Recorded data
[Start]

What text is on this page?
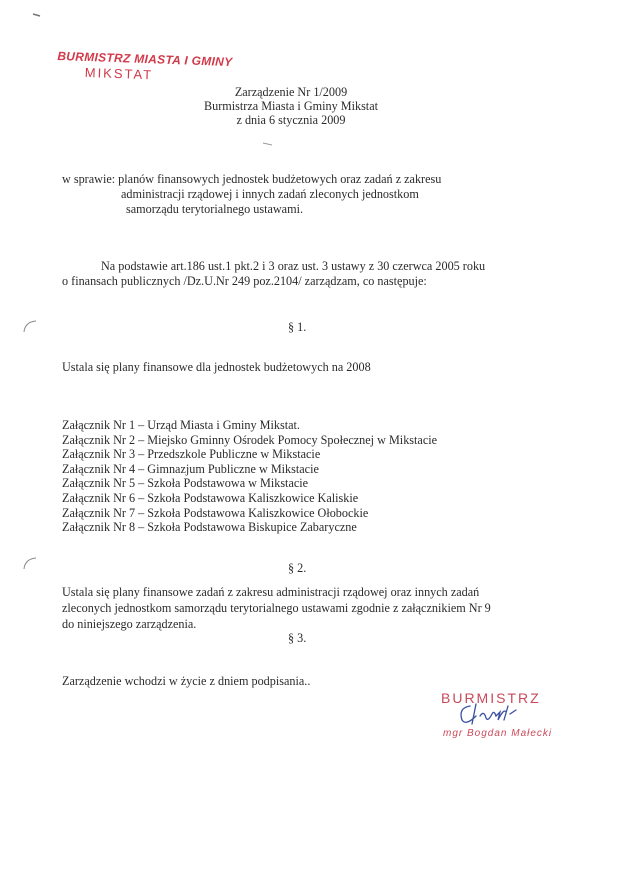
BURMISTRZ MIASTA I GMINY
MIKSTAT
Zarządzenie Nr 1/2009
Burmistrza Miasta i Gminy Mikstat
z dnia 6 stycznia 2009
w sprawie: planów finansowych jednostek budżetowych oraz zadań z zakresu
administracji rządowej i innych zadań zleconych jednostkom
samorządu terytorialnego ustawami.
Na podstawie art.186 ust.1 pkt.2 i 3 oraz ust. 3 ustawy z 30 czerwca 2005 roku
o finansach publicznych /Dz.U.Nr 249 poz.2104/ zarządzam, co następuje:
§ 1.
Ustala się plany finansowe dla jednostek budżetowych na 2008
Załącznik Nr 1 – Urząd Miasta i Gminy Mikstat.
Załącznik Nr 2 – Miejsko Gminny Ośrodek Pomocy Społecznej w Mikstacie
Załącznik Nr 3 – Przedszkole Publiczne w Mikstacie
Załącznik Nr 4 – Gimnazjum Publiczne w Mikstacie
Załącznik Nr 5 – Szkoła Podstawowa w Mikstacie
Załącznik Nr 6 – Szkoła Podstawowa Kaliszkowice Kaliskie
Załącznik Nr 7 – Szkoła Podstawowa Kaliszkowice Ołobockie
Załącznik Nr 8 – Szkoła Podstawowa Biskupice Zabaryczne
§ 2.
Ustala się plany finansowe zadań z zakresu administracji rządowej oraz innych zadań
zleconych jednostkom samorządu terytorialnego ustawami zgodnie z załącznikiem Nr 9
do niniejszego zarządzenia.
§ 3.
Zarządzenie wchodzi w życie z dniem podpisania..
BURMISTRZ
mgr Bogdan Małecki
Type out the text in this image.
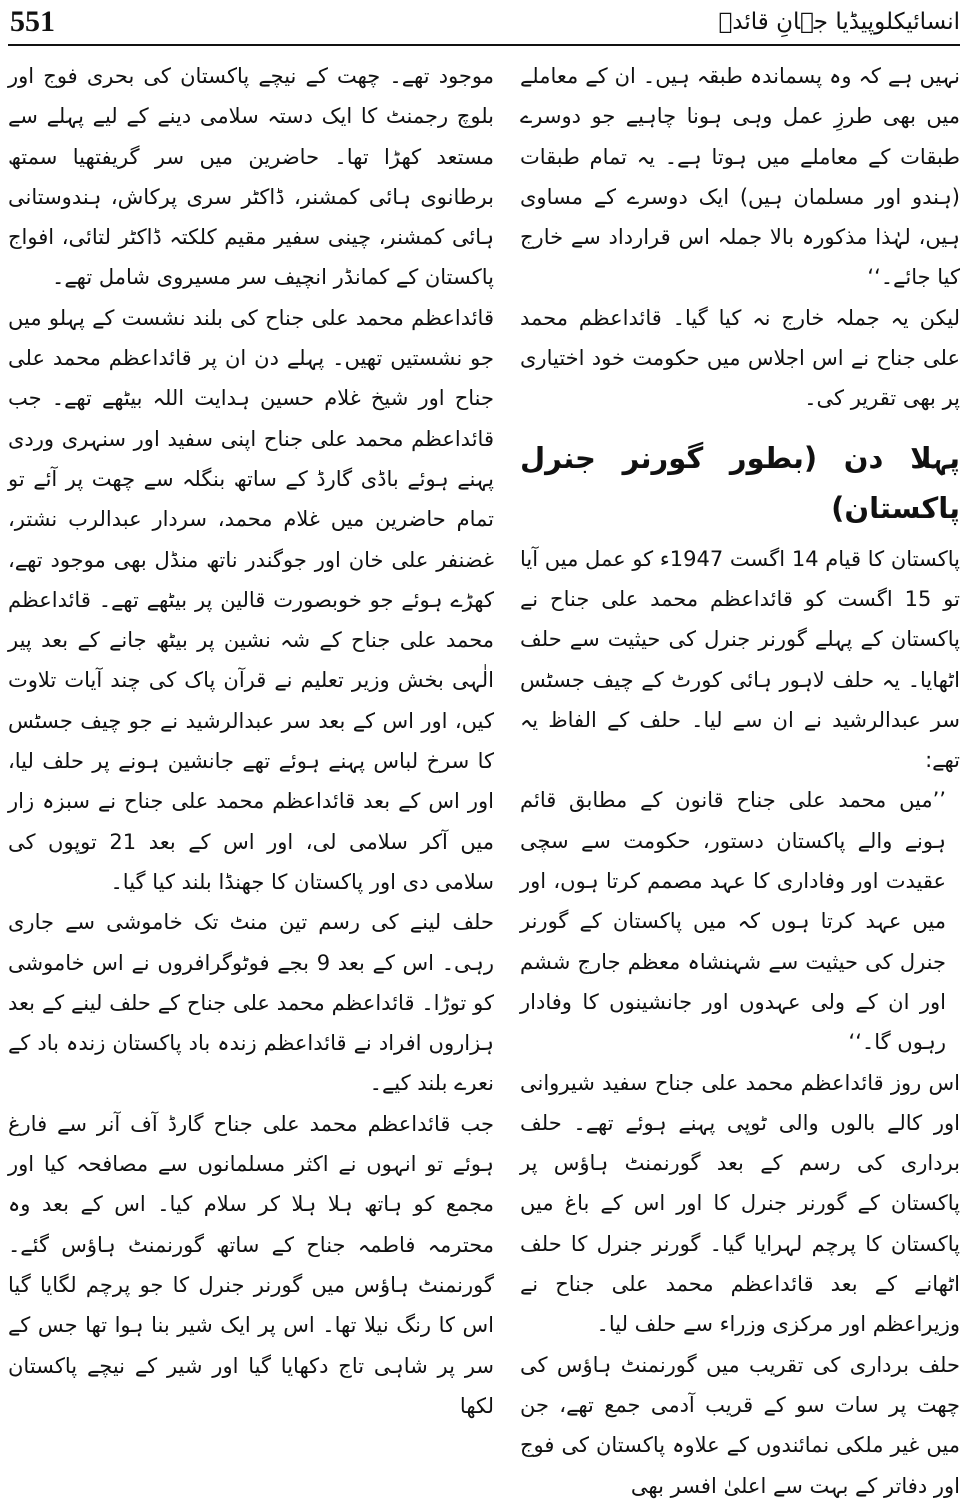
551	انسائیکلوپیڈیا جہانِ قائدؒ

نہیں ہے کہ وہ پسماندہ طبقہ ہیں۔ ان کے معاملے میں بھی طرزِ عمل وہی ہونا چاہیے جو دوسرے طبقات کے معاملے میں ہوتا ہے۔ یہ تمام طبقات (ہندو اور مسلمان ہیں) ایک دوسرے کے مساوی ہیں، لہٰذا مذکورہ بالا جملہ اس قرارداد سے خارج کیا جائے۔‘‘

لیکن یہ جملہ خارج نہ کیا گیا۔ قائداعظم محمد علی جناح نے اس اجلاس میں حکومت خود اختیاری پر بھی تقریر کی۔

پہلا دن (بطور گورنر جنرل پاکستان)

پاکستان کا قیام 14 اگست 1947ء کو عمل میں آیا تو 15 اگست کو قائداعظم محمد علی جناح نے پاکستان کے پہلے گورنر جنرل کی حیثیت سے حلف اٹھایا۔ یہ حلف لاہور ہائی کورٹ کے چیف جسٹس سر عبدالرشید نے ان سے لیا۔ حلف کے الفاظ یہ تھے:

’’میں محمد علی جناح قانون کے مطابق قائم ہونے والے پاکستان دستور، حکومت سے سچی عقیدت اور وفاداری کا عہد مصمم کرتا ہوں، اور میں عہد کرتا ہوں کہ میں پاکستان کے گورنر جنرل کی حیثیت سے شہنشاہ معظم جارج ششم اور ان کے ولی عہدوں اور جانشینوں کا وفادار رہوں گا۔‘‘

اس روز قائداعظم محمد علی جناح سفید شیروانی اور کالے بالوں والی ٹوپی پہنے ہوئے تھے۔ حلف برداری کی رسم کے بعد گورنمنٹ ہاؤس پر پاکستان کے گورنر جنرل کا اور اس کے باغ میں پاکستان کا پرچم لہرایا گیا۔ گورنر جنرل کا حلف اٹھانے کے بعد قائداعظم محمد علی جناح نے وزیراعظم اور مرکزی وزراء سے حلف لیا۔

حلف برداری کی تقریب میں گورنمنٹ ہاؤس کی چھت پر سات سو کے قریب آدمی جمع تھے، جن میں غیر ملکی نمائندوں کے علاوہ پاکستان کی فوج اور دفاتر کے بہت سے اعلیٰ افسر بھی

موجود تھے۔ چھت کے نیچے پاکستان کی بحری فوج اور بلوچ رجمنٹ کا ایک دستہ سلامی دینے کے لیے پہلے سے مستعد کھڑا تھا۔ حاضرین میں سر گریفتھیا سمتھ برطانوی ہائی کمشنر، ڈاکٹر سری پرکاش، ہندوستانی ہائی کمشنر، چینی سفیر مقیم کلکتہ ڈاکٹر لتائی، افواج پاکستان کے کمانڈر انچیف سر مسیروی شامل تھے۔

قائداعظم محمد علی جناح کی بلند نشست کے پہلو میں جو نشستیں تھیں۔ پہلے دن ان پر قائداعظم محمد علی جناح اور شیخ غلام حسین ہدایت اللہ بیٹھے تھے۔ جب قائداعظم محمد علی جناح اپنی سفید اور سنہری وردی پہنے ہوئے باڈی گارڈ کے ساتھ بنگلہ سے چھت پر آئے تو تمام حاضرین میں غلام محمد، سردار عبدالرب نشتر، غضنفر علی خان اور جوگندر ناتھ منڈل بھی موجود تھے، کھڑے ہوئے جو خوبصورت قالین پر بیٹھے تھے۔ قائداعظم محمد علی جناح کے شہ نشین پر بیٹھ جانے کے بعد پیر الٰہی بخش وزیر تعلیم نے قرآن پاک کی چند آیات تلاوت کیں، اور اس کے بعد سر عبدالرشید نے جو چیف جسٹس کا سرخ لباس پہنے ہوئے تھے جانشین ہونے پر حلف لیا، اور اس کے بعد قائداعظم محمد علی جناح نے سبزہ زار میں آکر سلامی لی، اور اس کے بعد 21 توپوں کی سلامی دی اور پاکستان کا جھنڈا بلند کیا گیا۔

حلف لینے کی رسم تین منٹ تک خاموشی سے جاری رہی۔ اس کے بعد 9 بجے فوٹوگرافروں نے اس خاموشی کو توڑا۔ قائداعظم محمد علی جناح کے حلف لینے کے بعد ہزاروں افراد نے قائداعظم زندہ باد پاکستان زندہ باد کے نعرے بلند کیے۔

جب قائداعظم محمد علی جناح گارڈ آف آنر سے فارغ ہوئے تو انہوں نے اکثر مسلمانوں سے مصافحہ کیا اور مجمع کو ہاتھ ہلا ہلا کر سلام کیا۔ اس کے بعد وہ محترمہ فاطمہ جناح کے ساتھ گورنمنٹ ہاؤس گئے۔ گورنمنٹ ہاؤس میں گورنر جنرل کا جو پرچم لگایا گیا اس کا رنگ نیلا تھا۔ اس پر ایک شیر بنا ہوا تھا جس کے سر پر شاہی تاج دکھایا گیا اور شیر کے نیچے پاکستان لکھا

[End]
[Start]

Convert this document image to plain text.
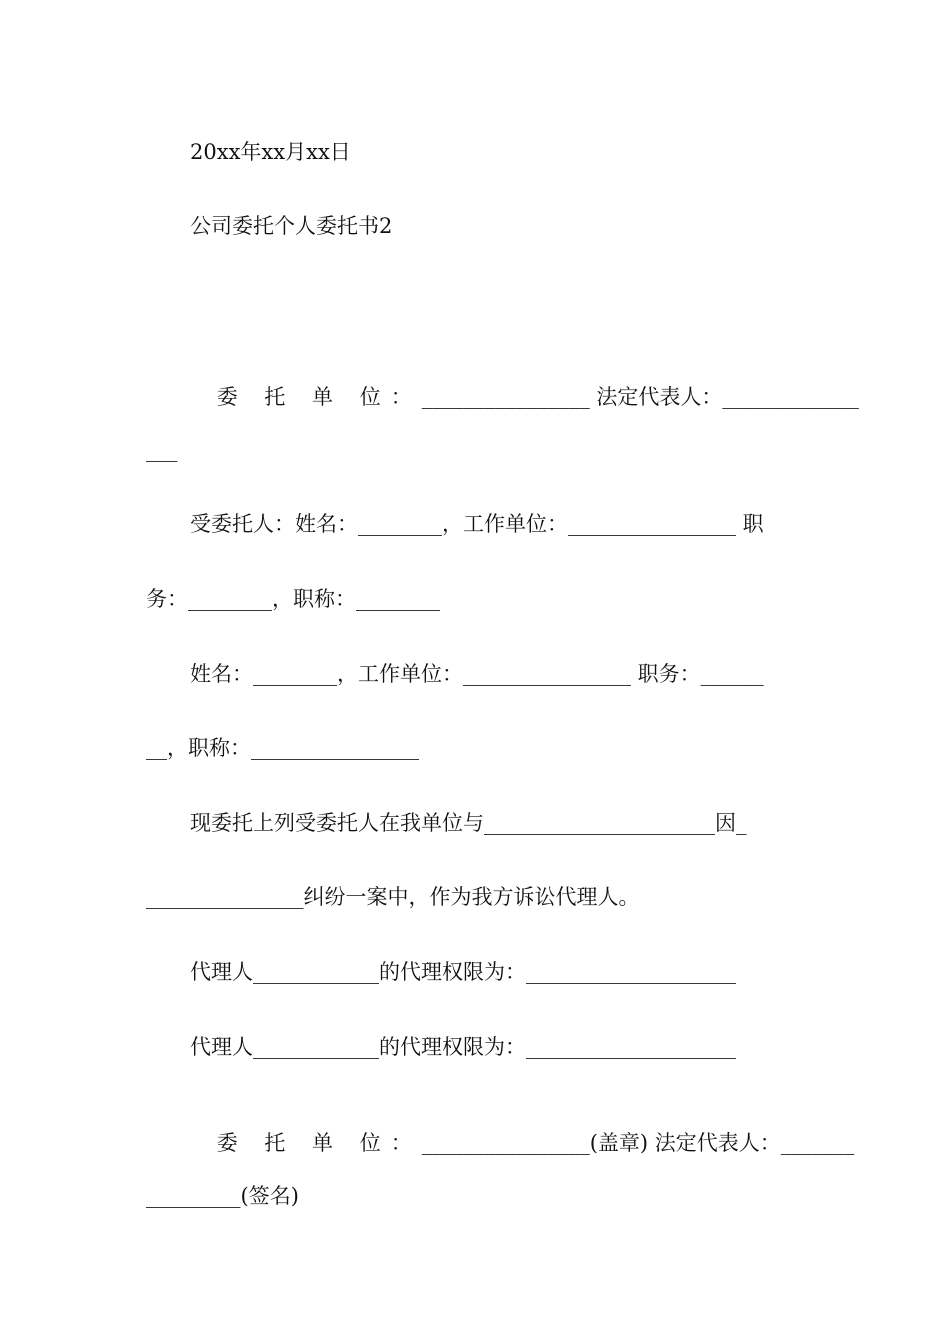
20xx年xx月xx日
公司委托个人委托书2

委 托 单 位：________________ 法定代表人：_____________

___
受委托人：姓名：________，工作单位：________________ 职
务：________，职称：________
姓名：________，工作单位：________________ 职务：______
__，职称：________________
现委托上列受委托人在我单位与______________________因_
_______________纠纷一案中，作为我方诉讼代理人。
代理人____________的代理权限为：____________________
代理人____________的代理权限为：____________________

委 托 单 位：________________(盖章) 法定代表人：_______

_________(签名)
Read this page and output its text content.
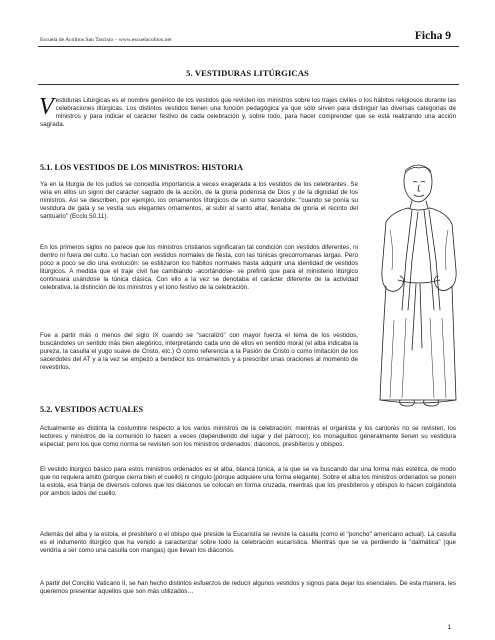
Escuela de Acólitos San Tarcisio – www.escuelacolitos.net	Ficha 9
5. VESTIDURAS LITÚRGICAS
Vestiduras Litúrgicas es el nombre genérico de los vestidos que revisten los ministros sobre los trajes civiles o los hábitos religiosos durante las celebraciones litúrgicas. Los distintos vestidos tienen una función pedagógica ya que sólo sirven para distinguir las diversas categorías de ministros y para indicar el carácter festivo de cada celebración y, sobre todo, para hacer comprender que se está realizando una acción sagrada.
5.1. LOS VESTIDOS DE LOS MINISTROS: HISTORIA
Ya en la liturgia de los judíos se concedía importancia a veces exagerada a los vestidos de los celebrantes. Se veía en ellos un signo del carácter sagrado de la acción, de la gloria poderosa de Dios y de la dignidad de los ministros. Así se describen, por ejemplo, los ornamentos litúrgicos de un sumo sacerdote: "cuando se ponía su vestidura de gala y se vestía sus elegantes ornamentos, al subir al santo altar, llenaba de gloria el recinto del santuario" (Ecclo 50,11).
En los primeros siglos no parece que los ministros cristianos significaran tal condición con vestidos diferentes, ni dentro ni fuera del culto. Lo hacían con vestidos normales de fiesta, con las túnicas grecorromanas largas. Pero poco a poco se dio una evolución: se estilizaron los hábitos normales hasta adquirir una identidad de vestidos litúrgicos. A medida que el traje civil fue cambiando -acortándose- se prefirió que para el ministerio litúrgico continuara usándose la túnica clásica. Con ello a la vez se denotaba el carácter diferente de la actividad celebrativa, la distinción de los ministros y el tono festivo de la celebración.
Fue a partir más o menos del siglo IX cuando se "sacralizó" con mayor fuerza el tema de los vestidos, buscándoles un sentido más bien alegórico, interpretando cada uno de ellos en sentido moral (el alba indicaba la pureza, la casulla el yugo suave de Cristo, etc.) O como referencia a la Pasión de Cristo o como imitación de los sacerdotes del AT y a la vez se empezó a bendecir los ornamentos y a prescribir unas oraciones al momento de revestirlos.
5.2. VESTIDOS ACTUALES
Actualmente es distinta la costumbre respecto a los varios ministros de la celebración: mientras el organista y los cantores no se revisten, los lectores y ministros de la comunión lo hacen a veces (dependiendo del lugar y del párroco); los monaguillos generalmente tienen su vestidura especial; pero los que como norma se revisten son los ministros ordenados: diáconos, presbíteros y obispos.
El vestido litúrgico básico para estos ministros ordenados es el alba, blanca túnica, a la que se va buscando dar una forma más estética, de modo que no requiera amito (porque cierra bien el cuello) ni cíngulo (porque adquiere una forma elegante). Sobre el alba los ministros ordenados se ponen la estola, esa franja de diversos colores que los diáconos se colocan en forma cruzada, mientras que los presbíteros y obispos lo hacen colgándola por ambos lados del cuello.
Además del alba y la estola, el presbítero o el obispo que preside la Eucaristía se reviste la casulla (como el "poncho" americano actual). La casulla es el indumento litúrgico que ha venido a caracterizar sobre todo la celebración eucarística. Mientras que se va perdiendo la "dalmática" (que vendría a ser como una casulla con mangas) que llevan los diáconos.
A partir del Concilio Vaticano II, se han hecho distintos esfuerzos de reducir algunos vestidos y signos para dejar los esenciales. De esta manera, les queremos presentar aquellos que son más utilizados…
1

[End]
[Start]

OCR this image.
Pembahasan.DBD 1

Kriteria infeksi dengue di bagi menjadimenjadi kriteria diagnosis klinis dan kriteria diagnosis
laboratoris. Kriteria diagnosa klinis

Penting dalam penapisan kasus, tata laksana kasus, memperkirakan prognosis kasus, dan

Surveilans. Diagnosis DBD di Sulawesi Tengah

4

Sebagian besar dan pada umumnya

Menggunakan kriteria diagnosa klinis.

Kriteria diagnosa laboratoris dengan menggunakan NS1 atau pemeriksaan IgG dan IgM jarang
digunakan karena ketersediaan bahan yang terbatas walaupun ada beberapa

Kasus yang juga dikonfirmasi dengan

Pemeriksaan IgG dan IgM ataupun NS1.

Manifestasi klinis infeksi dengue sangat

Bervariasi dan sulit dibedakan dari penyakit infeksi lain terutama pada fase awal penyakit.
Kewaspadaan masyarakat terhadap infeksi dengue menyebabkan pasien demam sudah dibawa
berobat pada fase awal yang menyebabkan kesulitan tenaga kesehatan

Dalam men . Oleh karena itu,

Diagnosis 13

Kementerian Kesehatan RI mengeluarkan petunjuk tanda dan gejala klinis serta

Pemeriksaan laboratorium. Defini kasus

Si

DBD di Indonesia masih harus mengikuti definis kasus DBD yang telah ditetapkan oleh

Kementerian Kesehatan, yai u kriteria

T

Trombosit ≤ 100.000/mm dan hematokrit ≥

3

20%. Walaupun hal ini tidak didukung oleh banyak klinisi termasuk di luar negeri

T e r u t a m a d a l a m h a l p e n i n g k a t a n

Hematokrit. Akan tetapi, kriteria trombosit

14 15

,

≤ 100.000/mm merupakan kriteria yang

[End]

§ TASK GOAL:
Give only the number of lines in the material above that hold the word "yang".

§ EXPECTED ANSWER:
5